Data entries:

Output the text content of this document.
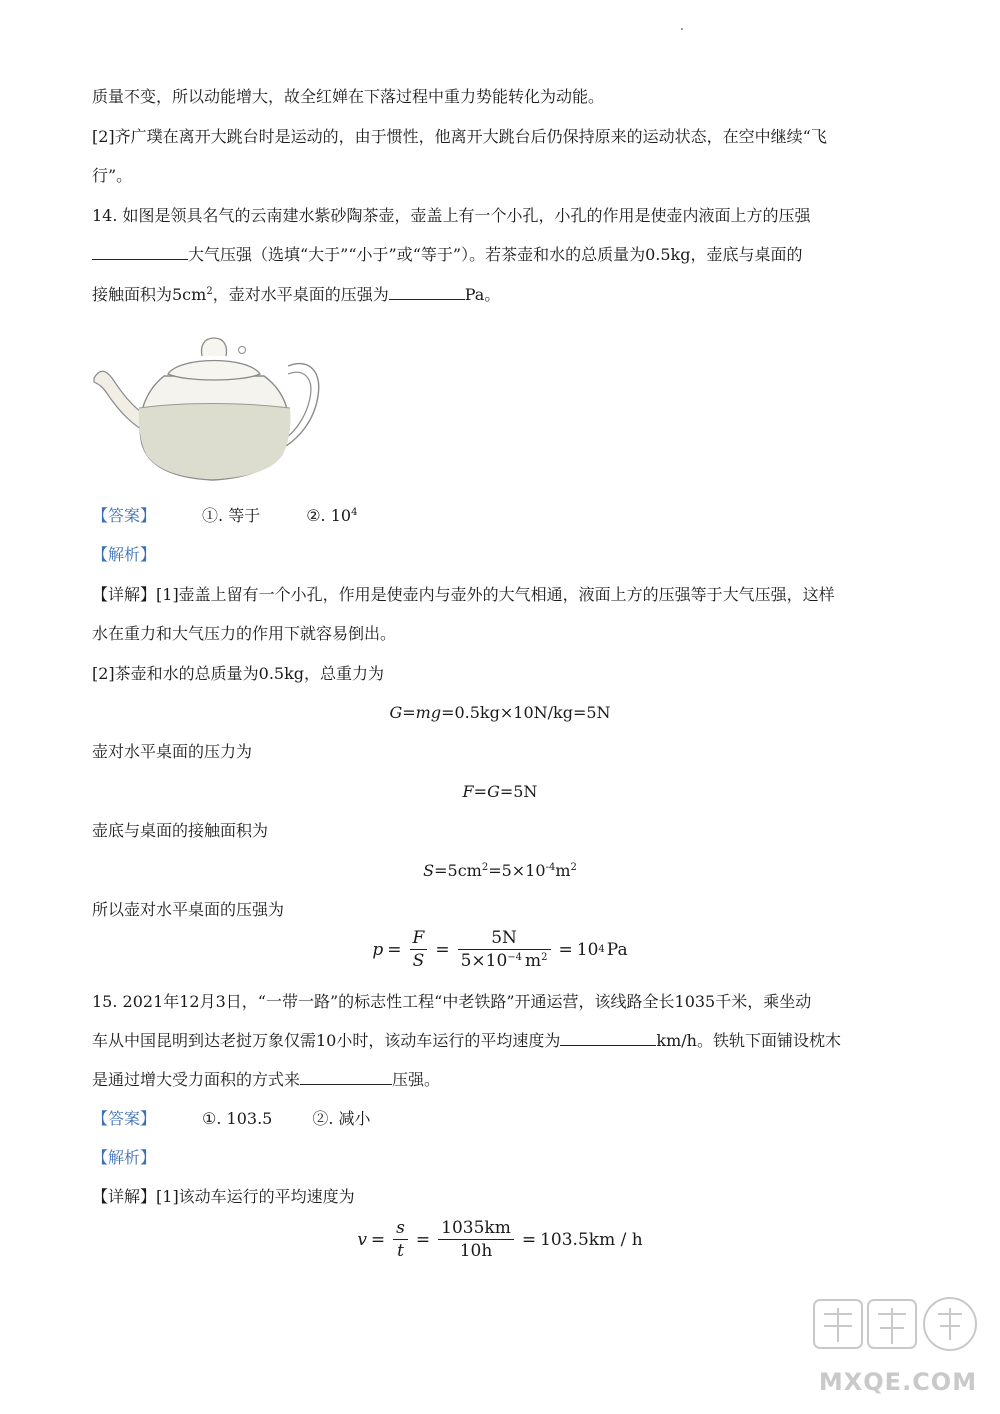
质量不变，所以动能增大，故全红婵在下落过程中重力势能转化为动能。
[2]齐广璞在离开大跳台时是运动的，由于惯性，他离开大跳台后仍保持原来的运动状态，在空中继续“飞
行”。
14. 如图是领具名气的云南建水紫砂陶茶壶，壶盖上有一个小孔，小孔的作用是使壶内液面上方的压强
大气压强（选填“大于”“小于”或“等于”）。若茶壶和水的总质量为0.5kg，壶底与桌面的
接触面积为$5cm^2$，壶对水平桌面的压强为	Pa。
【答案】	①. 等于	②. $10^4$
【解析】
【详解】[1]壶盖上留有一个小孔，作用是使壶内与壶外的大气相通，液面上方的压强等于大气压强，这样
水在重力和大气压力的作用下就容易倒出。
[2]茶壶和水的总质量为0.5kg，总重力为
G=mg=0.5kg×10N/kg=5N
壶对水平桌面的压力为
F=G=5N
壶底与桌面的接触面积为
$S=5cm^2=5\times 10^{-4}m^2$
所以壶对水平桌面的压强为
$p = \frac{F}{S} = \frac{5N}{5\times 10^{-4} m^2} = 10$ 4 Pa
15. 2021年12月3日，“一带一路”的标志性工程“中老铁路”开通运营，该线路全长1035千米，乘坐动
车从中国昆明到达老挝万象仅需10小时，该动车运行的平均速度为	km/h。铁轨下面铺设枕木
是通过增大受力面积的方式来	压强。
【答案】	①. 103.5	②. 减小
【解析】
【详解】[1]该动车运行的平均速度为
$v = \frac{s}{t} = \frac{1035km}{10h} = 103.5km / h$
MXQE.COM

Exercise: From the material above, copy everything exactly but the pictures.

Written answer:
Output the text content of this document.
质量不变，所以动能增大，故全红婵在下落过程中重力势能转化为动能。
[2]齐广璞在离开大跳台时是运动的，由于惯性，他离开大跳台后仍保持原来的运动状态，在空中继续“飞
行”。
14. 如图是领具名气的云南建水紫砂陶茶壶，壶盖上有一个小孔，小孔的作用是使壶内液面上方的压强
大气压强（选填“大于”“小于”或“等于”）。若茶壶和水的总质量为0.5kg，壶底与桌面的
接触面积为$5cm^2$，壶对水平桌面的压强为	Pa。
【答案】	①. 等于	②. $10^4$
【解析】
【详解】[1]壶盖上留有一个小孔，作用是使壶内与壶外的大气相通，液面上方的压强等于大气压强，这样
水在重力和大气压力的作用下就容易倒出。
[2]茶壶和水的总质量为0.5kg，总重力为
G=mg=0.5kg×10N/kg=5N
壶对水平桌面的压力为
F=G=5N
壶底与桌面的接触面积为
$S=5cm^2=5\times 10^{-4}m^2$
所以壶对水平桌面的压强为
$p = \frac{F}{S} = \frac{5N}{5\times 10^{-4} m^2} = 10$ 4 Pa
15. 2021年12月3日，“一带一路”的标志性工程“中老铁路”开通运营，该线路全长1035千米，乘坐动
车从中国昆明到达老挝万象仅需10小时，该动车运行的平均速度为	km/h。铁轨下面铺设枕木
是通过增大受力面积的方式来	压强。
【答案】	①. 103.5	②. 减小
【解析】
【详解】[1]该动车运行的平均速度为
$v = \frac{s}{t} = \frac{1035km}{10h} = 103.5km / h$
MXQE.COM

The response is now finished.